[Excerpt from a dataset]
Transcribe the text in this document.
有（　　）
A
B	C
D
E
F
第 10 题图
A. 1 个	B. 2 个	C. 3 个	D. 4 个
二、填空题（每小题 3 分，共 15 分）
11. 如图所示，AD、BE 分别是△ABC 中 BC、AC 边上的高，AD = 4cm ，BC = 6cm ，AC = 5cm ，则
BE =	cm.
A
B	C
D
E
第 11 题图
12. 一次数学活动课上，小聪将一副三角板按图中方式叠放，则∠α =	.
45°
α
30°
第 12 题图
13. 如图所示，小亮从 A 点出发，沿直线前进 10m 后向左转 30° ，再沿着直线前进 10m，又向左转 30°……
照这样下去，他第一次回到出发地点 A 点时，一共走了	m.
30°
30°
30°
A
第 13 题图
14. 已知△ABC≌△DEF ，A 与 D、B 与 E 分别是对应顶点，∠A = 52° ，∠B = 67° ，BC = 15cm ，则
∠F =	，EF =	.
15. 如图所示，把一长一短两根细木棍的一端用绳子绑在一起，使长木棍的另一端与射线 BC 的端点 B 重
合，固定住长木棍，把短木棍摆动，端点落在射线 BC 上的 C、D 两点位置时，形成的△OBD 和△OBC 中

**WORK TO DO:**
Transcribe the whole listing with nothing added or left out.

**TASK SOLUTION:**
Transcribe the text in this document.
有（　　）
A
B	C
D
E
F
第 10 题图
A. 1 个	B. 2 个	C. 3 个	D. 4 个
二、填空题（每小题 3 分，共 15 分）
11. 如图所示，AD、BE 分别是△ABC 中 BC、AC 边上的高，AD = 4cm ，BC = 6cm ，AC = 5cm ，则
BE =	cm.
A
B	C
D
E
第 11 题图
12. 一次数学活动课上，小聪将一副三角板按图中方式叠放，则∠α =	.
45°
α
30°
第 12 题图
13. 如图所示，小亮从 A 点出发，沿直线前进 10m 后向左转 30° ，再沿着直线前进 10m，又向左转 30°……
照这样下去，他第一次回到出发地点 A 点时，一共走了	m.
30°
30°
30°
A
第 13 题图
14. 已知△ABC≌△DEF ，A 与 D、B 与 E 分别是对应顶点，∠A = 52° ，∠B = 67° ，BC = 15cm ，则
∠F =	，EF =	.
15. 如图所示，把一长一短两根细木棍的一端用绳子绑在一起，使长木棍的另一端与射线 BC 的端点 B 重
合，固定住长木棍，把短木棍摆动，端点落在射线 BC 上的 C、D 两点位置时，形成的△OBD 和△OBC 中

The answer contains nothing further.